-- What to produce --
Restate the entries below verbatim.

--- Start of Data section ---

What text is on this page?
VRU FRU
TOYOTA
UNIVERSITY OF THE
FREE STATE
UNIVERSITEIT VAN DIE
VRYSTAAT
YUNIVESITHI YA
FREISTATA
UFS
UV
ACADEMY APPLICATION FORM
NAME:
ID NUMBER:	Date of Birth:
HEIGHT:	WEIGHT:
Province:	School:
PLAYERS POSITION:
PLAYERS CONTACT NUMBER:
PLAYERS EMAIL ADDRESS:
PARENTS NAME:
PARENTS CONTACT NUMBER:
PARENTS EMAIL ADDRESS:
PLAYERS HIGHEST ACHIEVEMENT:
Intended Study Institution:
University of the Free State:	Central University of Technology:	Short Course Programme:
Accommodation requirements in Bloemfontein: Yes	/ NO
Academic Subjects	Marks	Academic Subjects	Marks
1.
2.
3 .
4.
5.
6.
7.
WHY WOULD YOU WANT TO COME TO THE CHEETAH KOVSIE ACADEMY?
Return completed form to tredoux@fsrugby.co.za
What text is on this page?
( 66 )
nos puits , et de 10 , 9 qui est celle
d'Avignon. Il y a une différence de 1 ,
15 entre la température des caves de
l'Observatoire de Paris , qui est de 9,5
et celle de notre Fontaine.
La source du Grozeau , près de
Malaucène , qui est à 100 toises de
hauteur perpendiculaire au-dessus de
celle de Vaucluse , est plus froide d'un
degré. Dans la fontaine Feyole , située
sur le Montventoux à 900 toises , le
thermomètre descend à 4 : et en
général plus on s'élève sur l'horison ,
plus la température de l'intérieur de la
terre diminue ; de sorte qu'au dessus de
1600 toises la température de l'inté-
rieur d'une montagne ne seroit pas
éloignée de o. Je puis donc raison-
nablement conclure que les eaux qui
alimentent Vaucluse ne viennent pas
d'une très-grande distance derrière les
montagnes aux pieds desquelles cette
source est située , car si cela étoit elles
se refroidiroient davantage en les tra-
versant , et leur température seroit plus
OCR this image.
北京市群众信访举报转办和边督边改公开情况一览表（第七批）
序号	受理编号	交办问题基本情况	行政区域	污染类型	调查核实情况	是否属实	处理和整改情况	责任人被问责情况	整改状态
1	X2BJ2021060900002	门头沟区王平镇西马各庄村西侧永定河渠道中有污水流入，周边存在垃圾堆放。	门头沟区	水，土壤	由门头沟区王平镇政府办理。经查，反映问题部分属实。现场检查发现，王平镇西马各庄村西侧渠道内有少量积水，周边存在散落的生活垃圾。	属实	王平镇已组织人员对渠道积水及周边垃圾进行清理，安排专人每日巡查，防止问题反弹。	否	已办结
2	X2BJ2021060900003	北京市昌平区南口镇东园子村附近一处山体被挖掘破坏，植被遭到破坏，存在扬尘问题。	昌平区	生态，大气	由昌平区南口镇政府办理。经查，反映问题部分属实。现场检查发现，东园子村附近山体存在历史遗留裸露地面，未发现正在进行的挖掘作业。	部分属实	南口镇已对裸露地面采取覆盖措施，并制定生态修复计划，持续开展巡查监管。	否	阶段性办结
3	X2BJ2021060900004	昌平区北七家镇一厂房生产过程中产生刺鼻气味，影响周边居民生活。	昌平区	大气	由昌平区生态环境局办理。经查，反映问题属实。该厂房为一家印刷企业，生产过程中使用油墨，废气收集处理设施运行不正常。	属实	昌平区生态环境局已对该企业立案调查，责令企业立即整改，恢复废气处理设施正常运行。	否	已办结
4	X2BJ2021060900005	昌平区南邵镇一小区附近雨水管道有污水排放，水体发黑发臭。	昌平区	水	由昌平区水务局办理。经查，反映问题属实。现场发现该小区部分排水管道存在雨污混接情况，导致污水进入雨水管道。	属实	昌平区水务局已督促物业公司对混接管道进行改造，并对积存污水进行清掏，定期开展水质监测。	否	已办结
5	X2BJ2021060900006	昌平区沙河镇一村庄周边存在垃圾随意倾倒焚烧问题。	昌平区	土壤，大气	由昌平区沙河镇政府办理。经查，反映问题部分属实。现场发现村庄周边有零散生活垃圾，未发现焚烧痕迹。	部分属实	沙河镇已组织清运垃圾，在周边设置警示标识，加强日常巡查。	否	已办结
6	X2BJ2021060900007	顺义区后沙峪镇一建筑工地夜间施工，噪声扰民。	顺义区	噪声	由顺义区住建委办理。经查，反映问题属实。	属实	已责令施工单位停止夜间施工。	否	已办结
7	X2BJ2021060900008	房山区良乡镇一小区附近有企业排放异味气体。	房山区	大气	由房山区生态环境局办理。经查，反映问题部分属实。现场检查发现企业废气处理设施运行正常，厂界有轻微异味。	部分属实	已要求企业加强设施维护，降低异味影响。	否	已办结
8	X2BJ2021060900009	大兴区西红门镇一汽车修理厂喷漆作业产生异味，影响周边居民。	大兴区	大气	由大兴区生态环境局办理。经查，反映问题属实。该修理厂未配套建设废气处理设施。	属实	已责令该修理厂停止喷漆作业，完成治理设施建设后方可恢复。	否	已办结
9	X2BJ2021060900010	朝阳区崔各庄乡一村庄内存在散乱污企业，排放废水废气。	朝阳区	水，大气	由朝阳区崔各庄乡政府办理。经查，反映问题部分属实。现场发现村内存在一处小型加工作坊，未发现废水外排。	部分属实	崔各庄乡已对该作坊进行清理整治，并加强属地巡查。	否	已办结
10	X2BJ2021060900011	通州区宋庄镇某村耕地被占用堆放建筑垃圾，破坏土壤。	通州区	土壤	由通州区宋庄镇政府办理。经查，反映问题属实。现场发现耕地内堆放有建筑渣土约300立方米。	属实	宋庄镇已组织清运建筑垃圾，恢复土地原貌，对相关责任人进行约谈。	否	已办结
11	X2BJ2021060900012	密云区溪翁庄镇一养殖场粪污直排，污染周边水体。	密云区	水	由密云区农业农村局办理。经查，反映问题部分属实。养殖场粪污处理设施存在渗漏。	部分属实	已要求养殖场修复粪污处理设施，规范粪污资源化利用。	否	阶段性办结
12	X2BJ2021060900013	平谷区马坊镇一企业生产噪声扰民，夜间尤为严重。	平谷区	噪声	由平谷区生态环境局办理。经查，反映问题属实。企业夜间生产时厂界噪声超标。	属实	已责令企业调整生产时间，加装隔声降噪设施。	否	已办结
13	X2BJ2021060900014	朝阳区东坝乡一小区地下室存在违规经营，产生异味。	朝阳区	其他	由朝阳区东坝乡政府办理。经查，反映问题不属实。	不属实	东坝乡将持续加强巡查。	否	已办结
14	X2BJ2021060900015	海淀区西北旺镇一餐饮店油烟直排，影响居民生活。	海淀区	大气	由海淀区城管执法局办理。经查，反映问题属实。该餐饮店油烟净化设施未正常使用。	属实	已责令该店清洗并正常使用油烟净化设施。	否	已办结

--- End of Data section ---

-- Exercise solution --
What text is on this page?
VRU FRU
TOYOTA
UNIVERSITY OF THE
FREE STATE
UNIVERSITEIT VAN DIE
VRYSTAAT
YUNIVESITHI YA
FREISTATA
UFS
UV
ACADEMY APPLICATION FORM
NAME:
ID NUMBER:	Date of Birth:
HEIGHT:	WEIGHT:
Province:	School:
PLAYERS POSITION:
PLAYERS CONTACT NUMBER:
PLAYERS EMAIL ADDRESS:
PARENTS NAME:
PARENTS CONTACT NUMBER:
PARENTS EMAIL ADDRESS:
PLAYERS HIGHEST ACHIEVEMENT:
Intended Study Institution:
University of the Free State:	Central University of Technology:	Short Course Programme:
Accommodation requirements in Bloemfontein: Yes	/ NO
Academic Subjects	Marks	Academic Subjects	Marks
1.
2.
3 .
4.
5.
6.
7.
WHY WOULD YOU WANT TO COME TO THE CHEETAH KOVSIE ACADEMY?
Return completed form to tredoux@fsrugby.co.za
What text is on this page?
( 66 )
nos puits , et de 10 , 9 qui est celle
d'Avignon. Il y a une différence de 1 ,
15 entre la température des caves de
l'Observatoire de Paris , qui est de 9,5
et celle de notre Fontaine.
La source du Grozeau , près de
Malaucène , qui est à 100 toises de
hauteur perpendiculaire au-dessus de
celle de Vaucluse , est plus froide d'un
degré. Dans la fontaine Feyole , située
sur le Montventoux à 900 toises , le
thermomètre descend à 4 : et en
général plus on s'élève sur l'horison ,
plus la température de l'intérieur de la
terre diminue ; de sorte qu'au dessus de
1600 toises la température de l'inté-
rieur d'une montagne ne seroit pas
éloignée de o. Je puis donc raison-
nablement conclure que les eaux qui
alimentent Vaucluse ne viennent pas
d'une très-grande distance derrière les
montagnes aux pieds desquelles cette
source est située , car si cela étoit elles
se refroidiroient davantage en les tra-
versant , et leur température seroit plus
OCR this image.
北京市群众信访举报转办和边督边改公开情况一览表（第七批）
序号	受理编号	交办问题基本情况	行政区域	污染类型	调查核实情况	是否属实	处理和整改情况	责任人被问责情况	整改状态
1	X2BJ2021060900002	门头沟区王平镇西马各庄村西侧永定河渠道中有污水流入，周边存在垃圾堆放。	门头沟区	水，土壤	由门头沟区王平镇政府办理。经查，反映问题部分属实。现场检查发现，王平镇西马各庄村西侧渠道内有少量积水，周边存在散落的生活垃圾。	属实	王平镇已组织人员对渠道积水及周边垃圾进行清理，安排专人每日巡查，防止问题反弹。	否	已办结
2	X2BJ2021060900003	北京市昌平区南口镇东园子村附近一处山体被挖掘破坏，植被遭到破坏，存在扬尘问题。	昌平区	生态，大气	由昌平区南口镇政府办理。经查，反映问题部分属实。现场检查发现，东园子村附近山体存在历史遗留裸露地面，未发现正在进行的挖掘作业。	部分属实	南口镇已对裸露地面采取覆盖措施，并制定生态修复计划，持续开展巡查监管。	否	阶段性办结
3	X2BJ2021060900004	昌平区北七家镇一厂房生产过程中产生刺鼻气味，影响周边居民生活。	昌平区	大气	由昌平区生态环境局办理。经查，反映问题属实。该厂房为一家印刷企业，生产过程中使用油墨，废气收集处理设施运行不正常。	属实	昌平区生态环境局已对该企业立案调查，责令企业立即整改，恢复废气处理设施正常运行。	否	已办结
4	X2BJ2021060900005	昌平区南邵镇一小区附近雨水管道有污水排放，水体发黑发臭。	昌平区	水	由昌平区水务局办理。经查，反映问题属实。现场发现该小区部分排水管道存在雨污混接情况，导致污水进入雨水管道。	属实	昌平区水务局已督促物业公司对混接管道进行改造，并对积存污水进行清掏，定期开展水质监测。	否	已办结
5	X2BJ2021060900006	昌平区沙河镇一村庄周边存在垃圾随意倾倒焚烧问题。	昌平区	土壤，大气	由昌平区沙河镇政府办理。经查，反映问题部分属实。现场发现村庄周边有零散生活垃圾，未发现焚烧痕迹。	部分属实	沙河镇已组织清运垃圾，在周边设置警示标识，加强日常巡查。	否	已办结
6	X2BJ2021060900007	顺义区后沙峪镇一建筑工地夜间施工，噪声扰民。	顺义区	噪声	由顺义区住建委办理。经查，反映问题属实。	属实	已责令施工单位停止夜间施工。	否	已办结
7	X2BJ2021060900008	房山区良乡镇一小区附近有企业排放异味气体。	房山区	大气	由房山区生态环境局办理。经查，反映问题部分属实。现场检查发现企业废气处理设施运行正常，厂界有轻微异味。	部分属实	已要求企业加强设施维护，降低异味影响。	否	已办结
8	X2BJ2021060900009	大兴区西红门镇一汽车修理厂喷漆作业产生异味，影响周边居民。	大兴区	大气	由大兴区生态环境局办理。经查，反映问题属实。该修理厂未配套建设废气处理设施。	属实	已责令该修理厂停止喷漆作业，完成治理设施建设后方可恢复。	否	已办结
9	X2BJ2021060900010	朝阳区崔各庄乡一村庄内存在散乱污企业，排放废水废气。	朝阳区	水，大气	由朝阳区崔各庄乡政府办理。经查，反映问题部分属实。现场发现村内存在一处小型加工作坊，未发现废水外排。	部分属实	崔各庄乡已对该作坊进行清理整治，并加强属地巡查。	否	已办结
10	X2BJ2021060900011	通州区宋庄镇某村耕地被占用堆放建筑垃圾，破坏土壤。	通州区	土壤	由通州区宋庄镇政府办理。经查，反映问题属实。现场发现耕地内堆放有建筑渣土约300立方米。	属实	宋庄镇已组织清运建筑垃圾，恢复土地原貌，对相关责任人进行约谈。	否	已办结
11	X2BJ2021060900012	密云区溪翁庄镇一养殖场粪污直排，污染周边水体。	密云区	水	由密云区农业农村局办理。经查，反映问题部分属实。养殖场粪污处理设施存在渗漏。	部分属实	已要求养殖场修复粪污处理设施，规范粪污资源化利用。	否	阶段性办结
12	X2BJ2021060900013	平谷区马坊镇一企业生产噪声扰民，夜间尤为严重。	平谷区	噪声	由平谷区生态环境局办理。经查，反映问题属实。企业夜间生产时厂界噪声超标。	属实	已责令企业调整生产时间，加装隔声降噪设施。	否	已办结
13	X2BJ2021060900014	朝阳区东坝乡一小区地下室存在违规经营，产生异味。	朝阳区	其他	由朝阳区东坝乡政府办理。经查，反映问题不属实。	不属实	东坝乡将持续加强巡查。	否	已办结
14	X2BJ2021060900015	海淀区西北旺镇一餐饮店油烟直排，影响居民生活。	海淀区	大气	由海淀区城管执法局办理。经查，反映问题属实。该餐饮店油烟净化设施未正常使用。	属实	已责令该店清洗并正常使用油烟净化设施。	否	已办结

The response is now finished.